Below is a listing to write out in full, exactly as given, without its pictures.

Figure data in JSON
--- BEGIN ---
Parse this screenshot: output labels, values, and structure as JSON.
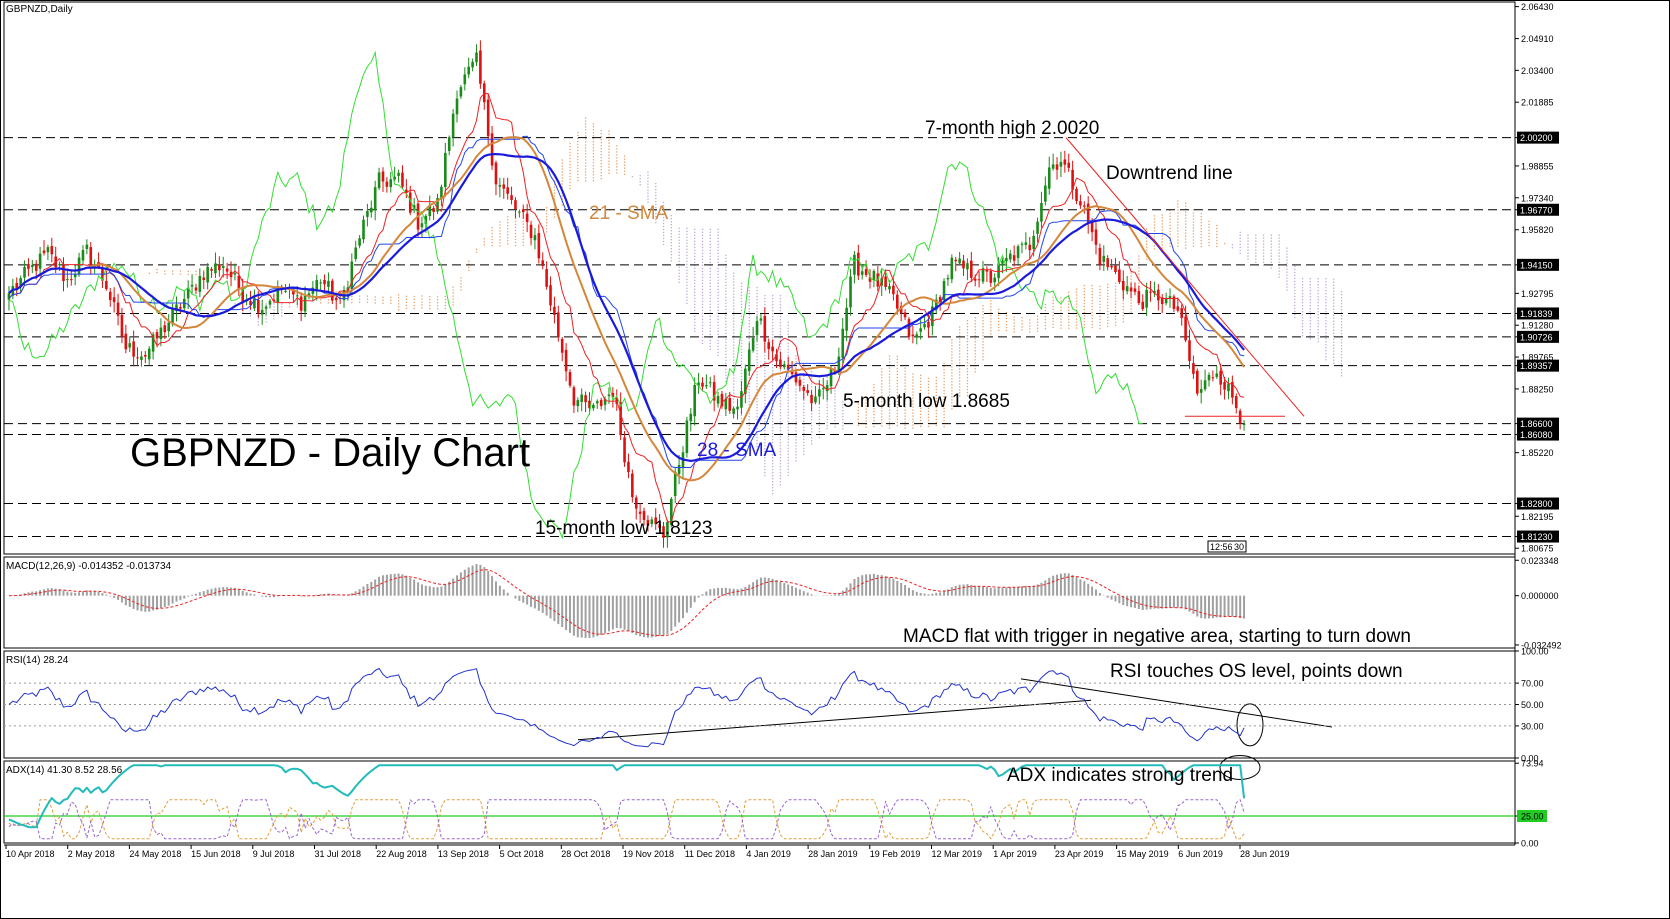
{
  "chart_data": [
    {
      "type": "line",
      "panel": "price",
      "title": "GBPNZD,Daily",
      "headline": "GBPNZD - Daily Chart",
      "y_ticks": [
        "2.06430",
        "2.04910",
        "2.03400",
        "2.01885",
        "2.00200",
        "1.98855",
        "1.97340",
        "1.96770",
        "1.95820",
        "1.94150",
        "1.92795",
        "1.91839",
        "1.91280",
        "1.90726",
        "1.89765",
        "1.89357",
        "1.88250",
        "1.86600",
        "1.86080",
        "1.85220",
        "1.82800",
        "1.82195",
        "1.81230",
        "1.80675"
      ],
      "ylim": [
        1.804,
        2.0665
      ],
      "levels": [
        {
          "value": 2.002,
          "label": "2.00200"
        },
        {
          "value": 1.9677,
          "label": "1.96770"
        },
        {
          "value": 1.9415,
          "label": "1.94150"
        },
        {
          "value": 1.91839,
          "label": "1.91839"
        },
        {
          "value": 1.90726,
          "label": "1.90726"
        },
        {
          "value": 1.89357,
          "label": "1.89357"
        },
        {
          "value": 1.866,
          "label": "1.86600"
        },
        {
          "value": 1.8608,
          "label": "1.86080"
        },
        {
          "value": 1.828,
          "label": "1.82800"
        },
        {
          "value": 1.8123,
          "label": "1.81230"
        }
      ],
      "x_labels": [
        "10 Apr 2018",
        "2 May 2018",
        "24 May 2018",
        "15 Jun 2018",
        "9 Jul 2018",
        "31 Jul 2018",
        "22 Aug 2018",
        "13 Sep 2018",
        "5 Oct 2018",
        "28 Oct 2018",
        "19 Nov 2018",
        "11 Dec 2018",
        "4 Jan 2019",
        "28 Jan 2019",
        "19 Feb 2019",
        "12 Mar 2019",
        "1 Apr 2019",
        "23 Apr 2019",
        "15 May 2019",
        "6 Jun 2019",
        "28 Jun 2019"
      ],
      "close_anchors": [
        [
          0,
          1.928
        ],
        [
          5,
          1.938
        ],
        [
          10,
          1.947
        ],
        [
          15,
          1.934
        ],
        [
          20,
          1.948
        ],
        [
          25,
          1.932
        ],
        [
          30,
          1.902
        ],
        [
          35,
          1.899
        ],
        [
          40,
          1.912
        ],
        [
          45,
          1.925
        ],
        [
          50,
          1.938
        ],
        [
          55,
          1.942
        ],
        [
          60,
          1.928
        ],
        [
          65,
          1.922
        ],
        [
          70,
          1.93
        ],
        [
          75,
          1.924
        ],
        [
          80,
          1.935
        ],
        [
          85,
          1.922
        ],
        [
          90,
          1.955
        ],
        [
          95,
          1.981
        ],
        [
          100,
          1.982
        ],
        [
          105,
          1.962
        ],
        [
          110,
          1.97
        ],
        [
          115,
          2.025
        ],
        [
          120,
          2.038
        ],
        [
          125,
          1.982
        ],
        [
          130,
          1.968
        ],
        [
          135,
          1.955
        ],
        [
          140,
          1.916
        ],
        [
          145,
          1.878
        ],
        [
          150,
          1.872
        ],
        [
          155,
          1.882
        ],
        [
          160,
          1.832
        ],
        [
          165,
          1.818
        ],
        [
          168,
          1.813
        ],
        [
          172,
          1.848
        ],
        [
          177,
          1.888
        ],
        [
          182,
          1.877
        ],
        [
          187,
          1.872
        ],
        [
          192,
          1.918
        ],
        [
          197,
          1.896
        ],
        [
          202,
          1.887
        ],
        [
          207,
          1.875
        ],
        [
          212,
          1.892
        ],
        [
          217,
          1.942
        ],
        [
          222,
          1.935
        ],
        [
          227,
          1.925
        ],
        [
          232,
          1.905
        ],
        [
          237,
          1.918
        ],
        [
          242,
          1.942
        ],
        [
          247,
          1.938
        ],
        [
          252,
          1.935
        ],
        [
          257,
          1.945
        ],
        [
          262,
          1.951
        ],
        [
          267,
          1.988
        ],
        [
          270,
          1.992
        ],
        [
          275,
          1.972
        ],
        [
          280,
          1.945
        ],
        [
          285,
          1.935
        ],
        [
          290,
          1.924
        ],
        [
          295,
          1.927
        ],
        [
          300,
          1.92
        ],
        [
          305,
          1.88
        ],
        [
          310,
          1.892
        ],
        [
          315,
          1.875
        ],
        [
          317,
          1.866
        ]
      ],
      "series": [
        {
          "name": "21 - SMA",
          "color": "#d4873a"
        },
        {
          "name": "28 - SMA",
          "color": "#1a1adc"
        }
      ],
      "annotations": {
        "high": "7-month high 2.0020",
        "downtrend": "Downtrend line",
        "sma21": "21 - SMA",
        "sma28": "28 - SMA",
        "low5": "5-month low 1.8685",
        "low15": "15-month low 1.8123"
      },
      "time_box": "12:56",
      "time_box_suffix": "30"
    },
    {
      "type": "bar",
      "panel": "macd",
      "title": "MACD(12,26,9) -0.014352 -0.013734",
      "y_ticks": [
        "0.023348",
        "0.000000",
        "-0.032492"
      ],
      "ylim": [
        -0.0345,
        0.0255
      ],
      "note": "MACD flat with trigger in negative area, starting to turn down",
      "last_values": [
        -0.014352,
        -0.013734
      ]
    },
    {
      "type": "line",
      "panel": "rsi",
      "title": "RSI(14) 28.24",
      "y_ticks": [
        "100.00",
        "70.00",
        "50.00",
        "30.00",
        "0.00"
      ],
      "ylim": [
        0,
        100
      ],
      "last_value": 28.24,
      "note": "RSI touches OS level, points down"
    },
    {
      "type": "line",
      "panel": "adx",
      "title": "ADX(14) 41.30 8.52 28.56",
      "y_ticks": [
        "73.94",
        "25.00",
        "0.00"
      ],
      "ylim": [
        0,
        76
      ],
      "level": 25,
      "last_values": [
        41.3,
        8.52,
        28.56
      ],
      "note": "ADX indicates strong trend"
    }
  ]
}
--- END ---
FULL RESPONSE:
Parse this screenshot: output labels, values, and structure as JSON.
{
  "chart_data": [
    {
      "type": "line",
      "panel": "price",
      "title": "GBPNZD,Daily",
      "headline": "GBPNZD - Daily Chart",
      "y_ticks": [
        "2.06430",
        "2.04910",
        "2.03400",
        "2.01885",
        "2.00200",
        "1.98855",
        "1.97340",
        "1.96770",
        "1.95820",
        "1.94150",
        "1.92795",
        "1.91839",
        "1.91280",
        "1.90726",
        "1.89765",
        "1.89357",
        "1.88250",
        "1.86600",
        "1.86080",
        "1.85220",
        "1.82800",
        "1.82195",
        "1.81230",
        "1.80675"
      ],
      "ylim": [
        1.804,
        2.0665
      ],
      "levels": [
        {
          "value": 2.002,
          "label": "2.00200"
        },
        {
          "value": 1.9677,
          "label": "1.96770"
        },
        {
          "value": 1.9415,
          "label": "1.94150"
        },
        {
          "value": 1.91839,
          "label": "1.91839"
        },
        {
          "value": 1.90726,
          "label": "1.90726"
        },
        {
          "value": 1.89357,
          "label": "1.89357"
        },
        {
          "value": 1.866,
          "label": "1.86600"
        },
        {
          "value": 1.8608,
          "label": "1.86080"
        },
        {
          "value": 1.828,
          "label": "1.82800"
        },
        {
          "value": 1.8123,
          "label": "1.81230"
        }
      ],
      "x_labels": [
        "10 Apr 2018",
        "2 May 2018",
        "24 May 2018",
        "15 Jun 2018",
        "9 Jul 2018",
        "31 Jul 2018",
        "22 Aug 2018",
        "13 Sep 2018",
        "5 Oct 2018",
        "28 Oct 2018",
        "19 Nov 2018",
        "11 Dec 2018",
        "4 Jan 2019",
        "28 Jan 2019",
        "19 Feb 2019",
        "12 Mar 2019",
        "1 Apr 2019",
        "23 Apr 2019",
        "15 May 2019",
        "6 Jun 2019",
        "28 Jun 2019"
      ],
      "close_anchors": [
        [
          0,
          1.928
        ],
        [
          5,
          1.938
        ],
        [
          10,
          1.947
        ],
        [
          15,
          1.934
        ],
        [
          20,
          1.948
        ],
        [
          25,
          1.932
        ],
        [
          30,
          1.902
        ],
        [
          35,
          1.899
        ],
        [
          40,
          1.912
        ],
        [
          45,
          1.925
        ],
        [
          50,
          1.938
        ],
        [
          55,
          1.942
        ],
        [
          60,
          1.928
        ],
        [
          65,
          1.922
        ],
        [
          70,
          1.93
        ],
        [
          75,
          1.924
        ],
        [
          80,
          1.935
        ],
        [
          85,
          1.922
        ],
        [
          90,
          1.955
        ],
        [
          95,
          1.981
        ],
        [
          100,
          1.982
        ],
        [
          105,
          1.962
        ],
        [
          110,
          1.97
        ],
        [
          115,
          2.025
        ],
        [
          120,
          2.038
        ],
        [
          125,
          1.982
        ],
        [
          130,
          1.968
        ],
        [
          135,
          1.955
        ],
        [
          140,
          1.916
        ],
        [
          145,
          1.878
        ],
        [
          150,
          1.872
        ],
        [
          155,
          1.882
        ],
        [
          160,
          1.832
        ],
        [
          165,
          1.818
        ],
        [
          168,
          1.813
        ],
        [
          172,
          1.848
        ],
        [
          177,
          1.888
        ],
        [
          182,
          1.877
        ],
        [
          187,
          1.872
        ],
        [
          192,
          1.918
        ],
        [
          197,
          1.896
        ],
        [
          202,
          1.887
        ],
        [
          207,
          1.875
        ],
        [
          212,
          1.892
        ],
        [
          217,
          1.942
        ],
        [
          222,
          1.935
        ],
        [
          227,
          1.925
        ],
        [
          232,
          1.905
        ],
        [
          237,
          1.918
        ],
        [
          242,
          1.942
        ],
        [
          247,
          1.938
        ],
        [
          252,
          1.935
        ],
        [
          257,
          1.945
        ],
        [
          262,
          1.951
        ],
        [
          267,
          1.988
        ],
        [
          270,
          1.992
        ],
        [
          275,
          1.972
        ],
        [
          280,
          1.945
        ],
        [
          285,
          1.935
        ],
        [
          290,
          1.924
        ],
        [
          295,
          1.927
        ],
        [
          300,
          1.92
        ],
        [
          305,
          1.88
        ],
        [
          310,
          1.892
        ],
        [
          315,
          1.875
        ],
        [
          317,
          1.866
        ]
      ],
      "series": [
        {
          "name": "21 - SMA",
          "color": "#d4873a"
        },
        {
          "name": "28 - SMA",
          "color": "#1a1adc"
        }
      ],
      "annotations": {
        "high": "7-month high 2.0020",
        "downtrend": "Downtrend line",
        "sma21": "21 - SMA",
        "sma28": "28 - SMA",
        "low5": "5-month low 1.8685",
        "low15": "15-month low 1.8123"
      },
      "time_box": "12:56",
      "time_box_suffix": "30"
    },
    {
      "type": "bar",
      "panel": "macd",
      "title": "MACD(12,26,9) -0.014352 -0.013734",
      "y_ticks": [
        "0.023348",
        "0.000000",
        "-0.032492"
      ],
      "ylim": [
        -0.0345,
        0.0255
      ],
      "note": "MACD flat with trigger in negative area, starting to turn down",
      "last_values": [
        -0.014352,
        -0.013734
      ]
    },
    {
      "type": "line",
      "panel": "rsi",
      "title": "RSI(14) 28.24",
      "y_ticks": [
        "100.00",
        "70.00",
        "50.00",
        "30.00",
        "0.00"
      ],
      "ylim": [
        0,
        100
      ],
      "last_value": 28.24,
      "note": "RSI touches OS level, points down"
    },
    {
      "type": "line",
      "panel": "adx",
      "title": "ADX(14) 41.30 8.52 28.56",
      "y_ticks": [
        "73.94",
        "25.00",
        "0.00"
      ],
      "ylim": [
        0,
        76
      ],
      "level": 25,
      "last_values": [
        41.3,
        8.52,
        28.56
      ],
      "note": "ADX indicates strong trend"
    }
  ]
}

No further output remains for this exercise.